Region boundary data:
● ● ● ●
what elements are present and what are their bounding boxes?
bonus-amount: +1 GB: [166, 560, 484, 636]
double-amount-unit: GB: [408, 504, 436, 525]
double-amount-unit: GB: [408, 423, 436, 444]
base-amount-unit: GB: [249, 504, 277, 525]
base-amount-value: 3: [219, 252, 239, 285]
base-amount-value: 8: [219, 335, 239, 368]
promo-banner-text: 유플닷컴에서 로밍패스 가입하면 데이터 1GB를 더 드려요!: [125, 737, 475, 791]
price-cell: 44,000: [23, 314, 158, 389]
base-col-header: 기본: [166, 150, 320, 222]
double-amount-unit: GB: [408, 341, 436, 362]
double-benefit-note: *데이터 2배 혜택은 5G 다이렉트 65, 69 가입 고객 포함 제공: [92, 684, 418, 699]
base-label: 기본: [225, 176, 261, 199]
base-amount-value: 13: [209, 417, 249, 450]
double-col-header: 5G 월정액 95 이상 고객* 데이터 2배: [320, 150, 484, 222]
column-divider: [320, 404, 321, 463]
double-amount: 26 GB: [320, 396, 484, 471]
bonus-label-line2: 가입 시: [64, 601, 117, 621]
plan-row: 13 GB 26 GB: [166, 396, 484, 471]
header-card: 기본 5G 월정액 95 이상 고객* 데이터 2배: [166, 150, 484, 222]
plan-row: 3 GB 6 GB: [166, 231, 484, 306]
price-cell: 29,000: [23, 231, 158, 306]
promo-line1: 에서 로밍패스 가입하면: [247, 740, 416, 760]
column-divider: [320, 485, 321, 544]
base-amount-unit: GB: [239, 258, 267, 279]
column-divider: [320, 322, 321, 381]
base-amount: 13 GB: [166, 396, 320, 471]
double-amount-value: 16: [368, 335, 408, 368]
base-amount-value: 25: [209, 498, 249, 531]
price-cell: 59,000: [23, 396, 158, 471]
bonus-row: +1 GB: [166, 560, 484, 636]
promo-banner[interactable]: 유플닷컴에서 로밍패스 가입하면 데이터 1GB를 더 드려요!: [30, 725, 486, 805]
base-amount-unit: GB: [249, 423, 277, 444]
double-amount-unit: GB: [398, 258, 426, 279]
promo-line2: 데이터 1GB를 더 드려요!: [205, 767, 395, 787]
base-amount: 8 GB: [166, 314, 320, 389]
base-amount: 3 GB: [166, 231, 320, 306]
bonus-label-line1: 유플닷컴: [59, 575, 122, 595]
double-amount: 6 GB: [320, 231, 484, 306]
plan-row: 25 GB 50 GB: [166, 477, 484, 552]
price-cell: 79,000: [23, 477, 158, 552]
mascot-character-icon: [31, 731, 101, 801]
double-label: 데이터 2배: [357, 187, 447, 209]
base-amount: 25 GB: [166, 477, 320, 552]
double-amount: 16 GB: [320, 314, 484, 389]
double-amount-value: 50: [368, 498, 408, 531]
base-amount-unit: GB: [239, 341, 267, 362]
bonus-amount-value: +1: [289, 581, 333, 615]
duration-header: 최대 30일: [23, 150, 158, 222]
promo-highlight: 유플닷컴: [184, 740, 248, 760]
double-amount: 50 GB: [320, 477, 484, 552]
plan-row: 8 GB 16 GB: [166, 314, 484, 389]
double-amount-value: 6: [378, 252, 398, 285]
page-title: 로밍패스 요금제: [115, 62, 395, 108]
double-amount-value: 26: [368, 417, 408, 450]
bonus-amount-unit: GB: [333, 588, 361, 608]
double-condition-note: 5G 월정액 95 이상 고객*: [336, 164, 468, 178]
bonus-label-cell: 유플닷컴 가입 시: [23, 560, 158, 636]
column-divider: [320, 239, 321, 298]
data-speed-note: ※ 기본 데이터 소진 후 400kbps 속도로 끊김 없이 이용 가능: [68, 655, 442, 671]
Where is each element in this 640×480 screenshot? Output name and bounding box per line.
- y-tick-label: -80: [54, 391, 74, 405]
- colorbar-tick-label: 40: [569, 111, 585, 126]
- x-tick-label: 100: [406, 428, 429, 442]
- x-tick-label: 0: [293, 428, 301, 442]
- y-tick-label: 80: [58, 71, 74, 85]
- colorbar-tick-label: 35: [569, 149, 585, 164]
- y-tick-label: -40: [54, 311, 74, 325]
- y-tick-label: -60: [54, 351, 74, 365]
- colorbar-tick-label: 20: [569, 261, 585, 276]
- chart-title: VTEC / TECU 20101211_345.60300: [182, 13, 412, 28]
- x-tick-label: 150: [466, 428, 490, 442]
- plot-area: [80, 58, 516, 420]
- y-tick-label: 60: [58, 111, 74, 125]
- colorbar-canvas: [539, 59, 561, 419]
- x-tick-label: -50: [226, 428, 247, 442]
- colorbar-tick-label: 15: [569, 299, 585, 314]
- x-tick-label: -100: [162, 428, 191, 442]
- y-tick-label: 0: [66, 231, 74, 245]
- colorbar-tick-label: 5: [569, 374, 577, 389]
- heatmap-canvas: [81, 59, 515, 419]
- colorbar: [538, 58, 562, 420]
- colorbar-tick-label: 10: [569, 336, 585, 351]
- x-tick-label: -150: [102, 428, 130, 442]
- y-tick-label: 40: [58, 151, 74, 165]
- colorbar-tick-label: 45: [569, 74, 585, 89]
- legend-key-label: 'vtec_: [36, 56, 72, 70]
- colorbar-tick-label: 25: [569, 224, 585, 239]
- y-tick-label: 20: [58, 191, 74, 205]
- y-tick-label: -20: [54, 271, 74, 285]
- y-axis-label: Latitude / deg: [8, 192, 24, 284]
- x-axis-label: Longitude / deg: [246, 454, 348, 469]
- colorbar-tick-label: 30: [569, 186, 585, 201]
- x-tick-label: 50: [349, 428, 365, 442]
● ● ● ●
OBJECTIVE: Reproduce every line of the records above verbatim, from the first line to the last, leaving nothing out and changing nothing.

OUTPUT:
what elements are present and what are their bounding boxes?
bonus-amount: +1 GB: [166, 560, 484, 636]
double-amount-unit: GB: [408, 504, 436, 525]
double-amount-unit: GB: [408, 423, 436, 444]
base-amount-unit: GB: [249, 504, 277, 525]
base-amount-value: 3: [219, 252, 239, 285]
base-amount-value: 8: [219, 335, 239, 368]
promo-banner-text: 유플닷컴에서 로밍패스 가입하면 데이터 1GB를 더 드려요!: [125, 737, 475, 791]
price-cell: 44,000: [23, 314, 158, 389]
base-col-header: 기본: [166, 150, 320, 222]
double-amount-unit: GB: [408, 341, 436, 362]
double-benefit-note: *데이터 2배 혜택은 5G 다이렉트 65, 69 가입 고객 포함 제공: [92, 684, 418, 699]
base-label: 기본: [225, 176, 261, 199]
base-amount-value: 13: [209, 417, 249, 450]
double-col-header: 5G 월정액 95 이상 고객* 데이터 2배: [320, 150, 484, 222]
column-divider: [320, 404, 321, 463]
double-amount: 26 GB: [320, 396, 484, 471]
bonus-label-line2: 가입 시: [64, 601, 117, 621]
plan-row: 13 GB 26 GB: [166, 396, 484, 471]
header-card: 기본 5G 월정액 95 이상 고객* 데이터 2배: [166, 150, 484, 222]
plan-row: 3 GB 6 GB: [166, 231, 484, 306]
price-cell: 29,000: [23, 231, 158, 306]
promo-line1: 에서 로밍패스 가입하면: [247, 740, 416, 760]
column-divider: [320, 485, 321, 544]
base-amount-unit: GB: [239, 258, 267, 279]
column-divider: [320, 322, 321, 381]
base-amount: 13 GB: [166, 396, 320, 471]
double-amount-value: 16: [368, 335, 408, 368]
base-amount-value: 25: [209, 498, 249, 531]
price-cell: 59,000: [23, 396, 158, 471]
bonus-row: +1 GB: [166, 560, 484, 636]
promo-banner[interactable]: 유플닷컴에서 로밍패스 가입하면 데이터 1GB를 더 드려요!: [30, 725, 486, 805]
base-amount-unit: GB: [249, 423, 277, 444]
double-amount-unit: GB: [398, 258, 426, 279]
promo-line2: 데이터 1GB를 더 드려요!: [205, 767, 395, 787]
base-amount: 8 GB: [166, 314, 320, 389]
base-amount: 3 GB: [166, 231, 320, 306]
bonus-label-line1: 유플닷컴: [59, 575, 122, 595]
double-amount: 6 GB: [320, 231, 484, 306]
plan-row: 25 GB 50 GB: [166, 477, 484, 552]
price-cell: 79,000: [23, 477, 158, 552]
mascot-character-icon: [31, 731, 101, 801]
double-label: 데이터 2배: [357, 187, 447, 209]
base-amount: 25 GB: [166, 477, 320, 552]
double-amount: 16 GB: [320, 314, 484, 389]
double-amount-value: 50: [368, 498, 408, 531]
base-amount-unit: GB: [239, 341, 267, 362]
bonus-amount-value: +1: [289, 581, 333, 615]
duration-header: 최대 30일: [23, 150, 158, 222]
promo-highlight: 유플닷컴: [184, 740, 248, 760]
double-amount: 50 GB: [320, 477, 484, 552]
plan-row: 8 GB 16 GB: [166, 314, 484, 389]
double-amount-value: 6: [378, 252, 398, 285]
page-title: 로밍패스 요금제: [115, 62, 395, 108]
double-amount-value: 26: [368, 417, 408, 450]
bonus-amount-unit: GB: [333, 588, 361, 608]
double-condition-note: 5G 월정액 95 이상 고객*: [336, 164, 468, 178]
bonus-label-cell: 유플닷컴 가입 시: [23, 560, 158, 636]
column-divider: [320, 239, 321, 298]
data-speed-note: ※ 기본 데이터 소진 후 400kbps 속도로 끊김 없이 이용 가능: [68, 655, 442, 671]
Where is each element in this 640×480 screenshot? Output name and bounding box per line.
- y-tick-label: -80: [54, 391, 74, 405]
- colorbar-tick-label: 40: [569, 111, 585, 126]
- x-tick-label: 100: [406, 428, 429, 442]
- x-tick-label: 0: [293, 428, 301, 442]
- y-tick-label: 80: [58, 71, 74, 85]
- colorbar-tick-label: 35: [569, 149, 585, 164]
- y-tick-label: -40: [54, 311, 74, 325]
- y-tick-label: -60: [54, 351, 74, 365]
- colorbar-tick-label: 20: [569, 261, 585, 276]
- chart-title: VTEC / TECU 20101211_345.60300: [182, 13, 412, 28]
- x-tick-label: 150: [466, 428, 490, 442]
- plot-area: [80, 58, 516, 420]
- y-tick-label: 60: [58, 111, 74, 125]
- colorbar-canvas: [539, 59, 561, 419]
- x-tick-label: -50: [226, 428, 247, 442]
- colorbar-tick-label: 15: [569, 299, 585, 314]
- x-tick-label: -100: [162, 428, 191, 442]
- y-tick-label: 0: [66, 231, 74, 245]
- colorbar-tick-label: 5: [569, 374, 577, 389]
- heatmap-canvas: [81, 59, 515, 419]
- colorbar: [538, 58, 562, 420]
- colorbar-tick-label: 10: [569, 336, 585, 351]
- x-tick-label: -150: [102, 428, 130, 442]
- y-tick-label: 40: [58, 151, 74, 165]
- colorbar-tick-label: 45: [569, 74, 585, 89]
- legend-key-label: 'vtec_: [36, 56, 72, 70]
- colorbar-tick-label: 25: [569, 224, 585, 239]
- y-tick-label: 20: [58, 191, 74, 205]
- y-tick-label: -20: [54, 271, 74, 285]
- y-axis-label: Latitude / deg: [8, 192, 24, 284]
- x-axis-label: Longitude / deg: [246, 454, 348, 469]
- colorbar-tick-label: 30: [569, 186, 585, 201]
- x-tick-label: 50: [349, 428, 365, 442]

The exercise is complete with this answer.